> _Dataset_:
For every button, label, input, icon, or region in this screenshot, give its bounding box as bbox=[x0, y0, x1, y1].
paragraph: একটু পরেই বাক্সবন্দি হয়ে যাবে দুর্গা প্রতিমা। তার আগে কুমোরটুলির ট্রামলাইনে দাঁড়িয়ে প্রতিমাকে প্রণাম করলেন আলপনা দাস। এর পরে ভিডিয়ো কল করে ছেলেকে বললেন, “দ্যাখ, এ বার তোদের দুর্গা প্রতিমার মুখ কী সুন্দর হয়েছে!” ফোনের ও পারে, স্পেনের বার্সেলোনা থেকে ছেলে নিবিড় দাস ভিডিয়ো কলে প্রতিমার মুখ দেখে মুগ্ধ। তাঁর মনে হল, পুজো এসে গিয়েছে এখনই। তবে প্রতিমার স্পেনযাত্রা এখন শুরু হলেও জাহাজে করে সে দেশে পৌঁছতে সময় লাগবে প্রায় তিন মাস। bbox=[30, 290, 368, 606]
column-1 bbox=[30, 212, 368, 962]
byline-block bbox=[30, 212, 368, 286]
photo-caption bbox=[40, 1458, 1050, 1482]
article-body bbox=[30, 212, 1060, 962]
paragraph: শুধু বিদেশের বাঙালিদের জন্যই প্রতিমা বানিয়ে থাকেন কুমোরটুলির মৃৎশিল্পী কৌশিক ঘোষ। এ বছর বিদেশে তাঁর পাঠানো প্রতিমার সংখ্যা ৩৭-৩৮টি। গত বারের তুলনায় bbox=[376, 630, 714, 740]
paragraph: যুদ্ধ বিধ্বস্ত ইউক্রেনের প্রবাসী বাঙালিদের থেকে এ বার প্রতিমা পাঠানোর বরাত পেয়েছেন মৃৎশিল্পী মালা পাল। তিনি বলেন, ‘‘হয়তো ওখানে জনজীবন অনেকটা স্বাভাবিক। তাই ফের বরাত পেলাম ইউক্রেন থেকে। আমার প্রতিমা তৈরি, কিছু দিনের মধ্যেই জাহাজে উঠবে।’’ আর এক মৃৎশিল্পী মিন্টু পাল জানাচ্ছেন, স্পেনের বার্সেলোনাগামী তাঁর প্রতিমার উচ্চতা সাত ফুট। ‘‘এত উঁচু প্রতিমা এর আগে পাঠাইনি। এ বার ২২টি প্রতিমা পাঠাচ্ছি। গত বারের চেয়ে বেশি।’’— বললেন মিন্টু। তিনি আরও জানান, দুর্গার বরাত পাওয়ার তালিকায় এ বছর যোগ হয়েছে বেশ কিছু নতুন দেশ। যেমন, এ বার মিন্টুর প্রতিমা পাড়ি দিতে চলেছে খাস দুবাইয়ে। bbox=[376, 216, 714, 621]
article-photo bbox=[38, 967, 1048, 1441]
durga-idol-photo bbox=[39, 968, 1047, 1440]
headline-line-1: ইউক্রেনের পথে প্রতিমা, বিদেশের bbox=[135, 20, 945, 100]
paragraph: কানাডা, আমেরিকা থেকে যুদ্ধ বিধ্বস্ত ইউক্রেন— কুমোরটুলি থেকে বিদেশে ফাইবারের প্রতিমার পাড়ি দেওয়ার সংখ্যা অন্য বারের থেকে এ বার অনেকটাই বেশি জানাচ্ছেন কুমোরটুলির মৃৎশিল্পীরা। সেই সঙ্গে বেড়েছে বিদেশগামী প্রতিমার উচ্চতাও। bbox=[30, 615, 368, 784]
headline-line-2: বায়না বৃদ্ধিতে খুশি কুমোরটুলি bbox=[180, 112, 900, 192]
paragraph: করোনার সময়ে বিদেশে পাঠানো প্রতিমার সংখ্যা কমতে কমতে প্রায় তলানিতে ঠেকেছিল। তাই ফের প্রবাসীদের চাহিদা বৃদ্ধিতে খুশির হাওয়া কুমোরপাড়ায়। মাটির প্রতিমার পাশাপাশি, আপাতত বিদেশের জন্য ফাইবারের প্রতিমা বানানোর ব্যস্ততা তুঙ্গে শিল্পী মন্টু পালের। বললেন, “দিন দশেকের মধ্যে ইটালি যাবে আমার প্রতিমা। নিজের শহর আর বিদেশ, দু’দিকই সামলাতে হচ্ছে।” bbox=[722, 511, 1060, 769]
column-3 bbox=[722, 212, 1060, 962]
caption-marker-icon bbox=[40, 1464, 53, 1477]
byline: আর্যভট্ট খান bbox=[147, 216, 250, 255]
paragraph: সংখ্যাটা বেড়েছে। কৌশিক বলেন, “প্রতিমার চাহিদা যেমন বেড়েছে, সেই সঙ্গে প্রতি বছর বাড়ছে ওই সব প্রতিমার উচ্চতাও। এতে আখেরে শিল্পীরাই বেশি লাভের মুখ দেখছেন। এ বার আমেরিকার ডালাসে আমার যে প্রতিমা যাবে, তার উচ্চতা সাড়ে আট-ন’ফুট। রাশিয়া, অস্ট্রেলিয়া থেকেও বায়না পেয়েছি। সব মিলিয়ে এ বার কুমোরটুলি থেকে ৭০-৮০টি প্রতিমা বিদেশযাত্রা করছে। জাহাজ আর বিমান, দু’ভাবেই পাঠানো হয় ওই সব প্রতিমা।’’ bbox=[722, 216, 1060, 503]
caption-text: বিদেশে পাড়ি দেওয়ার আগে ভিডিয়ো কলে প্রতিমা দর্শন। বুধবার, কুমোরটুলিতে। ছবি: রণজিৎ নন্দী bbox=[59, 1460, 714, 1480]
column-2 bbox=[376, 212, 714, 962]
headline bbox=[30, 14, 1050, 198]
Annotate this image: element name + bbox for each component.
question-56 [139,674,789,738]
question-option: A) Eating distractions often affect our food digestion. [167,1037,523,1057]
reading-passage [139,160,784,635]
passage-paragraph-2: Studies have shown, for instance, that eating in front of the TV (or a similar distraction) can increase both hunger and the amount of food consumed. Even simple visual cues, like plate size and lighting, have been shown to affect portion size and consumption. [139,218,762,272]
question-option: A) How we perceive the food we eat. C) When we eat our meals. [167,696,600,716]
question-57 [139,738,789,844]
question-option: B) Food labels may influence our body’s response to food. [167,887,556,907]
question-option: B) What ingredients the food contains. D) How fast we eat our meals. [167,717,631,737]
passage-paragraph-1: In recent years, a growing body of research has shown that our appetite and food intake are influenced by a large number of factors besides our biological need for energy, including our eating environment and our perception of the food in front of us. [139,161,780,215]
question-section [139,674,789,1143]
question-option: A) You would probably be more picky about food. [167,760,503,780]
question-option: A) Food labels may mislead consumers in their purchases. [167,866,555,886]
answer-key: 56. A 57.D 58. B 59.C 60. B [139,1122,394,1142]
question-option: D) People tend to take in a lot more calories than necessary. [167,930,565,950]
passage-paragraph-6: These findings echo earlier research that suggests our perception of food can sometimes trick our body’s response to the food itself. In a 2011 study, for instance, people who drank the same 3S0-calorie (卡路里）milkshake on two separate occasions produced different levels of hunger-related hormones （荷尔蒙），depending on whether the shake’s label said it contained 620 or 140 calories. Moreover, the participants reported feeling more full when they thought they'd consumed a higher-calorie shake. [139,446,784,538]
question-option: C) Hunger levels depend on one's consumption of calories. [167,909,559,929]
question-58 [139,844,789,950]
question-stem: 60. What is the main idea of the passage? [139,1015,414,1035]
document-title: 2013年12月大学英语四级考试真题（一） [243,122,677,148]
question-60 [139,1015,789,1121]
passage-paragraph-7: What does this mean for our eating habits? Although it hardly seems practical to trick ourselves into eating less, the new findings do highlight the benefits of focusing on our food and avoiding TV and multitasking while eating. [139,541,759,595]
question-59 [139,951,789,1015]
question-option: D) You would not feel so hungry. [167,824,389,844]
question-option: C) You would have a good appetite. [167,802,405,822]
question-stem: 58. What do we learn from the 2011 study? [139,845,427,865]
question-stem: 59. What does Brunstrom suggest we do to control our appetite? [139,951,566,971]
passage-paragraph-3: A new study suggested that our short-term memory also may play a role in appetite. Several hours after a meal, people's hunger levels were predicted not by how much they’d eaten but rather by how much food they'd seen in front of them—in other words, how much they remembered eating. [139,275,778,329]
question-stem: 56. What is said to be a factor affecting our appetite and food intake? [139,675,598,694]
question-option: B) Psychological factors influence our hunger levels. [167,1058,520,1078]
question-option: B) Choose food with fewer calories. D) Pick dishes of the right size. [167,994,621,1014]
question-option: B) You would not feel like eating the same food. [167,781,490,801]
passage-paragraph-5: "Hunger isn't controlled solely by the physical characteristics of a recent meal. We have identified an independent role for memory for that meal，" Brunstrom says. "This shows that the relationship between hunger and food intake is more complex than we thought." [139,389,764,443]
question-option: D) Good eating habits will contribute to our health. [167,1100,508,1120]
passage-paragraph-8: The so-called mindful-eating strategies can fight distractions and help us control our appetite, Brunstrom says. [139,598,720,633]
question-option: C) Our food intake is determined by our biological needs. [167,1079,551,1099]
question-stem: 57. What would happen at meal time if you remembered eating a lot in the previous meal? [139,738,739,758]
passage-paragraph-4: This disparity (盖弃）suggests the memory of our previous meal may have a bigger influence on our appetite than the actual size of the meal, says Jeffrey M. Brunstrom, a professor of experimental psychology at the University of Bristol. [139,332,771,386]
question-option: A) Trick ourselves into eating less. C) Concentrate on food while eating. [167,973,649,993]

> _Short problem_: Revise the records from their first line through the line containing "byline-block bbox=[30, 212, 368, 286]": replace "screenshot" with "page image" and keep everything else as it is.

> _Solution for this problem_:
For every button, label, input, icon, or region in this page image, give its bounding box as bbox=[x0, y0, x1, y1].
paragraph: একটু পরেই বাক্সবন্দি হয়ে যাবে দুর্গা প্রতিমা। তার আগে কুমোরটুলির ট্রামলাইনে দাঁড়িয়ে প্রতিমাকে প্রণাম করলেন আলপনা দাস। এর পরে ভিডিয়ো কল করে ছেলেকে বললেন, “দ্যাখ, এ বার তোদের দুর্গা প্রতিমার মুখ কী সুন্দর হয়েছে!” ফোনের ও পারে, স্পেনের বার্সেলোনা থেকে ছেলে নিবিড় দাস ভিডিয়ো কলে প্রতিমার মুখ দেখে মুগ্ধ। তাঁর মনে হল, পুজো এসে গিয়েছে এখনই। তবে প্রতিমার স্পেনযাত্রা এখন শুরু হলেও জাহাজে করে সে দেশে পৌঁছতে সময় লাগবে প্রায় তিন মাস। bbox=[30, 290, 368, 606]
column-1 bbox=[30, 212, 368, 962]
byline-block bbox=[30, 212, 368, 286]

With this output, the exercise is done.